GOAL:
Filter the records below and copy every line containing the word "Bålstabilitetspasset".

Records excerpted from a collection
------------------------------------------------------------
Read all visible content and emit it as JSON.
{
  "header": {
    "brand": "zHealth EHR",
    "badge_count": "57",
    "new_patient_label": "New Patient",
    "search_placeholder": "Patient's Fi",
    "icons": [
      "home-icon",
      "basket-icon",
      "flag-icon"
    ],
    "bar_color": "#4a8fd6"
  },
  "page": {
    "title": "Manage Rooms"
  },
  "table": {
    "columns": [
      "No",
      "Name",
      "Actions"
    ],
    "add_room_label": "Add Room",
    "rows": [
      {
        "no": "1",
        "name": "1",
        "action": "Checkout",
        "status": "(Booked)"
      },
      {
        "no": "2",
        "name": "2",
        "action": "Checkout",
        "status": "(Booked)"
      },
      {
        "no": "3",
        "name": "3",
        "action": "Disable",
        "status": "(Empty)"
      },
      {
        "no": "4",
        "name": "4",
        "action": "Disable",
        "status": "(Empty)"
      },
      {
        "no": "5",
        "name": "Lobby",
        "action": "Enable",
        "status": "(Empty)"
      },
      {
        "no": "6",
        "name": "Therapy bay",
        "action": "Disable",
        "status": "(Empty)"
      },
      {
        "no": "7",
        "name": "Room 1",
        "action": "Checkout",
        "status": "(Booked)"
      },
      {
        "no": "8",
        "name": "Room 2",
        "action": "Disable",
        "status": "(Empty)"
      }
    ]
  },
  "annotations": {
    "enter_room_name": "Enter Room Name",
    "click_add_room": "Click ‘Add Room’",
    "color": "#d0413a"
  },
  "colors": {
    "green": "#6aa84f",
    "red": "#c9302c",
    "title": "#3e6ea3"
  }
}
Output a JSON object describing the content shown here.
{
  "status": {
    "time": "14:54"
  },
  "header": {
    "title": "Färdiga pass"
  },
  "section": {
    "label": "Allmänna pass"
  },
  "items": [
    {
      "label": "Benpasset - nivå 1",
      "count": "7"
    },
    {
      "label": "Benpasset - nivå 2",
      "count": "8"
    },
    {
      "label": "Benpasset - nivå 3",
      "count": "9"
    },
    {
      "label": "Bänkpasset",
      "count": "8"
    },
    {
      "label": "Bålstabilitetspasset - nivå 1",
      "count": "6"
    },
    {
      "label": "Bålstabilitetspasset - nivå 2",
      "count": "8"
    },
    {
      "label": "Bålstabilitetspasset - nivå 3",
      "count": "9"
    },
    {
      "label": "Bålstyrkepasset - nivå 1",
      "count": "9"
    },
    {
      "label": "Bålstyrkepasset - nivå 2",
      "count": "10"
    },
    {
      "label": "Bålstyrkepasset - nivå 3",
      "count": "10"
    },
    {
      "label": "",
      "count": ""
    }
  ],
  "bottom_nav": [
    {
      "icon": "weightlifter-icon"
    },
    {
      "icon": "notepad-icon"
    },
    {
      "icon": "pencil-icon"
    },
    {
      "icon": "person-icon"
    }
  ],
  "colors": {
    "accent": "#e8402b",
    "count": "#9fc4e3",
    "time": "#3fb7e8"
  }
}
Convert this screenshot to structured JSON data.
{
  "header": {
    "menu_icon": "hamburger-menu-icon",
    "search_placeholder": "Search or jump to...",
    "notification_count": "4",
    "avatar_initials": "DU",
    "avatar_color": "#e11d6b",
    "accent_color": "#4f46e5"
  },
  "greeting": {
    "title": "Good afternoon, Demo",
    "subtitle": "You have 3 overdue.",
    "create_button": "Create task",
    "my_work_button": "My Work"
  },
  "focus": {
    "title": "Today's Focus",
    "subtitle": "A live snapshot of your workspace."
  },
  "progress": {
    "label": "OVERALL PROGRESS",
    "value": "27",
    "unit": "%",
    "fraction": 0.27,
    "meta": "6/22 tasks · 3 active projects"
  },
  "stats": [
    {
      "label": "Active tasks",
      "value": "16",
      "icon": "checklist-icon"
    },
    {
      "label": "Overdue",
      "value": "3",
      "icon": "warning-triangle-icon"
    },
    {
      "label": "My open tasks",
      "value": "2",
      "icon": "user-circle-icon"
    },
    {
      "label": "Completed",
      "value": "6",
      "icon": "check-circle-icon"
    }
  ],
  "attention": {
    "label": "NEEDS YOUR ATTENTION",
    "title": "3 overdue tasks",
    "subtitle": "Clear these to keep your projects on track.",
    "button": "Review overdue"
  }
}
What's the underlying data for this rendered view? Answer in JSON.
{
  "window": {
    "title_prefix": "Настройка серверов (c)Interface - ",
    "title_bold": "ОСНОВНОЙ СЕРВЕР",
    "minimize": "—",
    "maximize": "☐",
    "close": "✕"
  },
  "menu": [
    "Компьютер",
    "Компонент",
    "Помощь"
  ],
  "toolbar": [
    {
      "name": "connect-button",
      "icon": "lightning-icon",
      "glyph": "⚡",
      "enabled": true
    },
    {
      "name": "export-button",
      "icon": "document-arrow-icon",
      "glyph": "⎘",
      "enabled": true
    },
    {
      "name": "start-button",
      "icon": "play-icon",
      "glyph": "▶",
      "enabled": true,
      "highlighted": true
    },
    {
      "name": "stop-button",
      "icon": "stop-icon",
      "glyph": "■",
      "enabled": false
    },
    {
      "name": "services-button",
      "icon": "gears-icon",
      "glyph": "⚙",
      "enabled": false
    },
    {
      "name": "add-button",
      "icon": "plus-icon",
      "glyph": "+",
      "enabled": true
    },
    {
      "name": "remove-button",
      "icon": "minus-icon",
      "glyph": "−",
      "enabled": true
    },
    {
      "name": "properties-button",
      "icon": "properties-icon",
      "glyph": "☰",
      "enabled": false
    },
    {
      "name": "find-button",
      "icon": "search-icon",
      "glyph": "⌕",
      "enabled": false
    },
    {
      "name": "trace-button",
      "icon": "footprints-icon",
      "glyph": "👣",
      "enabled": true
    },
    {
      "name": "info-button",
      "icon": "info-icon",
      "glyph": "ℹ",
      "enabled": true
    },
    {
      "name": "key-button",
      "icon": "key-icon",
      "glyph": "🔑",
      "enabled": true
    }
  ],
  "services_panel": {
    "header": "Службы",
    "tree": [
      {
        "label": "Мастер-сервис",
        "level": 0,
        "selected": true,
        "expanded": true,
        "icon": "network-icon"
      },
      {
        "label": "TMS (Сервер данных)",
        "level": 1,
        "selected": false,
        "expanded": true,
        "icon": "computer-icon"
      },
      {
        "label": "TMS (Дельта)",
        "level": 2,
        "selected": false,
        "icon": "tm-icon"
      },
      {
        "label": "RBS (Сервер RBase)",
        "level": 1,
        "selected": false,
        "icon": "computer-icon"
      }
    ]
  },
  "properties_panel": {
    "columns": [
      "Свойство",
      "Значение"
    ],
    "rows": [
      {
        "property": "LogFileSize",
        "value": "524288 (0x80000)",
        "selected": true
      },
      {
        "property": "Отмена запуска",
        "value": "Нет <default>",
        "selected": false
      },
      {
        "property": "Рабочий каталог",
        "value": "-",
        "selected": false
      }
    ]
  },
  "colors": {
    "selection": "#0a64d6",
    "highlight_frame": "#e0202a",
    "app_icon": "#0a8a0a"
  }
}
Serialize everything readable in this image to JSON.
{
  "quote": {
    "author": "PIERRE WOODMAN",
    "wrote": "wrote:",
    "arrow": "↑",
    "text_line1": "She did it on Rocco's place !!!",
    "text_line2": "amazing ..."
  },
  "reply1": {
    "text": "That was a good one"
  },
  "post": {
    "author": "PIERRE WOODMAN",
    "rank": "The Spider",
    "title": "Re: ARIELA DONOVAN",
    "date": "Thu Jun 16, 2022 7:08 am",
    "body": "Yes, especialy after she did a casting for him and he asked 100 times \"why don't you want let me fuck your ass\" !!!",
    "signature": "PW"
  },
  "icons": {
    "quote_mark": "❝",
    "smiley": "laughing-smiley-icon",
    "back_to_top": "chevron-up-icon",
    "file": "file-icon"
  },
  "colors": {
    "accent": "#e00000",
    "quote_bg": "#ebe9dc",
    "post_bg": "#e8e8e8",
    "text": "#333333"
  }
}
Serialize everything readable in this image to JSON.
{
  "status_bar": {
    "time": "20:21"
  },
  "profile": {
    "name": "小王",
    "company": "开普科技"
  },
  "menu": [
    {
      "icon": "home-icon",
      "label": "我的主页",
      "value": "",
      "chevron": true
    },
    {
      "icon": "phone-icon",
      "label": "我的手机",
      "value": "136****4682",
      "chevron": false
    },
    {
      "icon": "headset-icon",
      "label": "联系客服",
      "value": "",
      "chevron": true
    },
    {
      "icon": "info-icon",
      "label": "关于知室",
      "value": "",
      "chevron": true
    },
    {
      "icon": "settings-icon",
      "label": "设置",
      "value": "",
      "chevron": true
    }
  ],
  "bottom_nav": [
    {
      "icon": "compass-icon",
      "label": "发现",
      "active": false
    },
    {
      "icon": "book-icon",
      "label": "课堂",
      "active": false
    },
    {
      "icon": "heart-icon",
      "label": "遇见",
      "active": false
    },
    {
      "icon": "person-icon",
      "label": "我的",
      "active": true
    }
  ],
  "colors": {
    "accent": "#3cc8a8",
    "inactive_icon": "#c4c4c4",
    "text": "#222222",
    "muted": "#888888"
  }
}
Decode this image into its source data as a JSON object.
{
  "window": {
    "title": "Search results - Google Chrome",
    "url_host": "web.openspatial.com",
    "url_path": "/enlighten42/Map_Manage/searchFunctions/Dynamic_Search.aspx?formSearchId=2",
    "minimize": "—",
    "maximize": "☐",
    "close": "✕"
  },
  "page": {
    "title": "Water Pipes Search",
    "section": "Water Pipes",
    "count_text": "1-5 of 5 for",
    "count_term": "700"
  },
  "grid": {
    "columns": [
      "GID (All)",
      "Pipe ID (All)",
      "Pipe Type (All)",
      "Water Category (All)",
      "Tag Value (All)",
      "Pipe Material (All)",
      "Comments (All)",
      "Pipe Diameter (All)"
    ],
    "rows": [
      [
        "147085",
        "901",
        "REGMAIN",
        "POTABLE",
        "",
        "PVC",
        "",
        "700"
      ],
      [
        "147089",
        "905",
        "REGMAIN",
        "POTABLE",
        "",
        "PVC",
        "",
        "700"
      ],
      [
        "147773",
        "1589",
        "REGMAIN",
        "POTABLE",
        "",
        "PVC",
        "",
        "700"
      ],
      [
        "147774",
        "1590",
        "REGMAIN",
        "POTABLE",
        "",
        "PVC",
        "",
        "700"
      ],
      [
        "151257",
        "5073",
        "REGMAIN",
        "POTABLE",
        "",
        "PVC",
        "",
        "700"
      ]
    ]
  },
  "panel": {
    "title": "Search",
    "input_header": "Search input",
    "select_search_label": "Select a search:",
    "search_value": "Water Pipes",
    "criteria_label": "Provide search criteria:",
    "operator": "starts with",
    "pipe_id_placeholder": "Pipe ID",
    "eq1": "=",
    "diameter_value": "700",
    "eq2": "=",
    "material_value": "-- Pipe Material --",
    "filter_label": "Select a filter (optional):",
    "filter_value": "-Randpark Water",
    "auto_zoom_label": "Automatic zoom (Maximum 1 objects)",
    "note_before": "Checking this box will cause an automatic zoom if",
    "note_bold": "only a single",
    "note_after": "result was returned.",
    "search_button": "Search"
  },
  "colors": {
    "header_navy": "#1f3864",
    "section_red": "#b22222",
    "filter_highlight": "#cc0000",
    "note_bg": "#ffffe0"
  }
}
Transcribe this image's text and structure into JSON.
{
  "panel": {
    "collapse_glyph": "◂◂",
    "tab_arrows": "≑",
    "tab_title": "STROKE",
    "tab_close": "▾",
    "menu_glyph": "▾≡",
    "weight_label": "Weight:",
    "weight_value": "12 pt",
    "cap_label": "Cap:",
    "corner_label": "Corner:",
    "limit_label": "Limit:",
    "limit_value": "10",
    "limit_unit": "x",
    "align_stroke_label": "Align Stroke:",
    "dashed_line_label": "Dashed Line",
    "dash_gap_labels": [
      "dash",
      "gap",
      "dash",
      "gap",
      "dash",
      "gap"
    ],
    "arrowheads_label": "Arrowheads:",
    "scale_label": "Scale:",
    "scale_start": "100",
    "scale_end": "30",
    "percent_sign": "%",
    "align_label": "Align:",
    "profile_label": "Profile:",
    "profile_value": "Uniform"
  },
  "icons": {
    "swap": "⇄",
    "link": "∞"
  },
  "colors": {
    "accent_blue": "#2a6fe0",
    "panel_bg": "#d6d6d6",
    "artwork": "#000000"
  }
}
------------------------------------------------------------
RIGHT ANSWER:
      "label": "Bålstabilitetspasset - nivå 1",
      "label": "Bålstabilitetspasset - nivå 2",
      "label": "Bålstabilitetspasset - nivå 3",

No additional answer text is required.